• **The task**: For the material that follows, list every line containing the word "SAMBA".

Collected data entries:
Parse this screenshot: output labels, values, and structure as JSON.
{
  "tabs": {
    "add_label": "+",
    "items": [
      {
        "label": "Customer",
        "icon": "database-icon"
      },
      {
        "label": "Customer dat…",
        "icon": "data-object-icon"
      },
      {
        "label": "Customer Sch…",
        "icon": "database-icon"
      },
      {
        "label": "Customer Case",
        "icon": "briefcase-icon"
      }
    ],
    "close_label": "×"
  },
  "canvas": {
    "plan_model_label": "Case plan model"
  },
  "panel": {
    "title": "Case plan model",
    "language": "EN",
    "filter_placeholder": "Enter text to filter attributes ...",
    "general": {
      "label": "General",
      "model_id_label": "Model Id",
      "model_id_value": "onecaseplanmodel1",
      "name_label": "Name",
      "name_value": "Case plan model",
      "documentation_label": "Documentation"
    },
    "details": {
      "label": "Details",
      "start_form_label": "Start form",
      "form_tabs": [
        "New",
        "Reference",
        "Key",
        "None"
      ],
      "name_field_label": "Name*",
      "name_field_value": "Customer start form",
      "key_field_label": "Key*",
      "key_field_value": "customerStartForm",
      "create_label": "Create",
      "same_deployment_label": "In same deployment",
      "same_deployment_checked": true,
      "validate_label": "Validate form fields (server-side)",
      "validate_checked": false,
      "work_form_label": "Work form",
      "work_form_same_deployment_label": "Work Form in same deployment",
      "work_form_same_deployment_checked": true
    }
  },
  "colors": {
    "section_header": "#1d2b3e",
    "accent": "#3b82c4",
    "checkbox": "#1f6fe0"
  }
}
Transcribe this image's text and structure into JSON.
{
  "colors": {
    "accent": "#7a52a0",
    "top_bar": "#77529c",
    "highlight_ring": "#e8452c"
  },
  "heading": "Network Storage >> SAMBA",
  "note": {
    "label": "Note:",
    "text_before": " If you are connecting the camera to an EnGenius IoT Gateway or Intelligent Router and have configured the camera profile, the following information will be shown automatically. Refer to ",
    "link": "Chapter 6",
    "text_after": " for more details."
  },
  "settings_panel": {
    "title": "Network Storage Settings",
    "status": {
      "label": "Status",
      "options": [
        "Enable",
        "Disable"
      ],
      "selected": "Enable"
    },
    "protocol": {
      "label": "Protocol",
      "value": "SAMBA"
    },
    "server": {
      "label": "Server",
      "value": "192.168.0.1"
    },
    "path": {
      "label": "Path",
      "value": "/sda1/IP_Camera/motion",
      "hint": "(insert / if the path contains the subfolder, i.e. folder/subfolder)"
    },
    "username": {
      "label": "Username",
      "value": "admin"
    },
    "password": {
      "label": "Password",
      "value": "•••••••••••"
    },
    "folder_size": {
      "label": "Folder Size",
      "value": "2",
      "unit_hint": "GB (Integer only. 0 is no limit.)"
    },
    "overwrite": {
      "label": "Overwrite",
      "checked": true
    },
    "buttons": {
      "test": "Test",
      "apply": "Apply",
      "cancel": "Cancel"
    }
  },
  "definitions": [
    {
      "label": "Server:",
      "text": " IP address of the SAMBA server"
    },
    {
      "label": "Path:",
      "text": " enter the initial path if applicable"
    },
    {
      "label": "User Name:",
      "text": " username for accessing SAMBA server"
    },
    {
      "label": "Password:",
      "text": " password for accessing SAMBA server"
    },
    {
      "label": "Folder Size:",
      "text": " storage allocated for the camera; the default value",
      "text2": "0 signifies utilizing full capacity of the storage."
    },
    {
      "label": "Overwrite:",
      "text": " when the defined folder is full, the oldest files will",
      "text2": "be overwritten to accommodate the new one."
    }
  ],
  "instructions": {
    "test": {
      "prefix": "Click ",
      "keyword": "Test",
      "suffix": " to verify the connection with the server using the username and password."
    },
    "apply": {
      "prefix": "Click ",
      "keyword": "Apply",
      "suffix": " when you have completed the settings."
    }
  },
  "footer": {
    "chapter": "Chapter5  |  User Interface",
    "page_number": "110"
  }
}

• **Solution for this task**:
  "heading": "Network Storage >> SAMBA",
      "value": "SAMBA"
      "text": " IP address of the SAMBA server"
      "text": " username for accessing SAMBA server"
      "text": " password for accessing SAMBA server"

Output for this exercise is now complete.